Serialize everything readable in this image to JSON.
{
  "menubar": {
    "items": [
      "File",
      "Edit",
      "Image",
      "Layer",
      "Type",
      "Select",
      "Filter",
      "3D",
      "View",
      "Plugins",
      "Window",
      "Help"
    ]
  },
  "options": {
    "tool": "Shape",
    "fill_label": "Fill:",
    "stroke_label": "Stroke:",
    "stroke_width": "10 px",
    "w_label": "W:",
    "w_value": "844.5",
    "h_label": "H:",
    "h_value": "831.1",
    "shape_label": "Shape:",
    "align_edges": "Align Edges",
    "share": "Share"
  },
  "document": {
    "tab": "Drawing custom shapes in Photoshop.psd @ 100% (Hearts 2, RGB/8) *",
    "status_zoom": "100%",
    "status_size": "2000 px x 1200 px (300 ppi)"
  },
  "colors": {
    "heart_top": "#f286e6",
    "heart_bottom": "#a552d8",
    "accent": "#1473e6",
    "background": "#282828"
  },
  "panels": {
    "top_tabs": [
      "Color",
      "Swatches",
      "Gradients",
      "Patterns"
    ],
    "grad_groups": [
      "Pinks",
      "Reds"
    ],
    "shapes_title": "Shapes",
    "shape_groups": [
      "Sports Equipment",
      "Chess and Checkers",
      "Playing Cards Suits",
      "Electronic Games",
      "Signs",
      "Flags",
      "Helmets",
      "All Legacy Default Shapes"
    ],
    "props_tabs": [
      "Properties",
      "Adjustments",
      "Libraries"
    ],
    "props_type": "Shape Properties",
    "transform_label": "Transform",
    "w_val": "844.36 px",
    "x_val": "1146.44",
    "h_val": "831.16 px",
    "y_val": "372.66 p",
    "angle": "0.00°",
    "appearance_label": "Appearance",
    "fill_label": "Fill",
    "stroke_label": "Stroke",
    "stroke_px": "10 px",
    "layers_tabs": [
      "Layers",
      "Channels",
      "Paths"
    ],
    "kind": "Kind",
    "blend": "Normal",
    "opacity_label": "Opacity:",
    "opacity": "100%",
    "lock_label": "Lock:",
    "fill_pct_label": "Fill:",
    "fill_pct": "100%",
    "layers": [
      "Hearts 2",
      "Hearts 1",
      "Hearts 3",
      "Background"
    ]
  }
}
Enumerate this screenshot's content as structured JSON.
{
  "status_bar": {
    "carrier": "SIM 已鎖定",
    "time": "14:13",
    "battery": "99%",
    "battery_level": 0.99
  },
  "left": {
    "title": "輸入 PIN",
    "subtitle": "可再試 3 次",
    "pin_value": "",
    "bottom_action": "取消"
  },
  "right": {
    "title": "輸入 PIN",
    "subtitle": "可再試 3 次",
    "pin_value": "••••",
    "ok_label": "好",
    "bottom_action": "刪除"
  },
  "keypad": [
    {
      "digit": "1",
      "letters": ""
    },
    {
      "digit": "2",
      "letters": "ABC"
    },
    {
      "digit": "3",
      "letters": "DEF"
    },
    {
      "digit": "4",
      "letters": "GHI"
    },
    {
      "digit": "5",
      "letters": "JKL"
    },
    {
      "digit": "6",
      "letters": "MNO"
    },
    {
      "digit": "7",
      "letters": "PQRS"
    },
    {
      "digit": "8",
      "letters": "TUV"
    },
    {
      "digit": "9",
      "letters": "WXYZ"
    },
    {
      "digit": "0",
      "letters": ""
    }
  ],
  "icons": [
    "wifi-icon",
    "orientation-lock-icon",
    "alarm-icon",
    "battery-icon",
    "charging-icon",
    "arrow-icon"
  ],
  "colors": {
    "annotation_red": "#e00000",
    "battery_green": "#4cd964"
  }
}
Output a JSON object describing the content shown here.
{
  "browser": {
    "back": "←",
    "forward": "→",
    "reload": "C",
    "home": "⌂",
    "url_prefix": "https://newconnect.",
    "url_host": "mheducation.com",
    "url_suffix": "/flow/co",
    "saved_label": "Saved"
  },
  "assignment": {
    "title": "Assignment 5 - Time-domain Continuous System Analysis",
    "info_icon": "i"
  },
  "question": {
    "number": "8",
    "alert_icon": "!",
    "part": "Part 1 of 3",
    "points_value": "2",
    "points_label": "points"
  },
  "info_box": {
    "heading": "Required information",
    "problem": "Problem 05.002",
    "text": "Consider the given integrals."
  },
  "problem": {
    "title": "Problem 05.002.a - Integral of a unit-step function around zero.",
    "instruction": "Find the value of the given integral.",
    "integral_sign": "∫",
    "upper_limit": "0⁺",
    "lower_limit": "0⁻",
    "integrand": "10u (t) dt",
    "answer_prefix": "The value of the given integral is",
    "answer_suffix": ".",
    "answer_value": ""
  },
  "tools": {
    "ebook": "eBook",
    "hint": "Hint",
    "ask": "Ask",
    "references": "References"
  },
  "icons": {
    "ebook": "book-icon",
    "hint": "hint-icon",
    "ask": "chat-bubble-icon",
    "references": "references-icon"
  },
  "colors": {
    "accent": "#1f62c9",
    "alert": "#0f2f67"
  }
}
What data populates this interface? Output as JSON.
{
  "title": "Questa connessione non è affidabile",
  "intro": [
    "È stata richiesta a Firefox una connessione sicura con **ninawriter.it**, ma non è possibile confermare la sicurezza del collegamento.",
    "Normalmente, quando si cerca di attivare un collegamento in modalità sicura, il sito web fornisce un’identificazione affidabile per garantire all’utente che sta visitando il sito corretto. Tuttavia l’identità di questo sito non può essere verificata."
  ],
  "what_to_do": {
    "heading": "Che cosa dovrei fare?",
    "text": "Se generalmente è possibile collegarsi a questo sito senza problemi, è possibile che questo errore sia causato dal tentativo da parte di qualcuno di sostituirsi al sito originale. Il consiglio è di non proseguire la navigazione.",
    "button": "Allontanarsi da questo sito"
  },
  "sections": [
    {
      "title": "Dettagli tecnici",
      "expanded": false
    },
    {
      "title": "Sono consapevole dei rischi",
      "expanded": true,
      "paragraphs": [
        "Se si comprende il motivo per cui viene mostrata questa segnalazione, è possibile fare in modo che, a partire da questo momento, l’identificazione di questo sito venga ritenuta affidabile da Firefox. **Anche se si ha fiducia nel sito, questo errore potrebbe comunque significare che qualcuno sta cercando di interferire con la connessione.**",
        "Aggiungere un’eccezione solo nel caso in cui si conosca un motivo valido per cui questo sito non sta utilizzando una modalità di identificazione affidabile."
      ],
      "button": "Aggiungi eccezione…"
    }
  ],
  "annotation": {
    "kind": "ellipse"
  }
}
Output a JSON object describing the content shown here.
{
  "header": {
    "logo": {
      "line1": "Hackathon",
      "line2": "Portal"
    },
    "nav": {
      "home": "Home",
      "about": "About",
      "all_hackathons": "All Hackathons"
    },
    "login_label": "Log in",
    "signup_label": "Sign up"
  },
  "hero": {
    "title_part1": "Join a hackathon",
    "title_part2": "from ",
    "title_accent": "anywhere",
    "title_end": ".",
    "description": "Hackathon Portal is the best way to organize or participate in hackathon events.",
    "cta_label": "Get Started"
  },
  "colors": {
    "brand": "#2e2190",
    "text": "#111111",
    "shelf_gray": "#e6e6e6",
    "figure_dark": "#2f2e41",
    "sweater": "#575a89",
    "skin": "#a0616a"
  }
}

• _What you need to do_
Pull every line containing "given" out of the data above.

• _Reply to the exercise_
    "text": "Consider the given integrals."
    "instruction": "Find the value of the given integral.",
    "answer_prefix": "The value of the given integral is",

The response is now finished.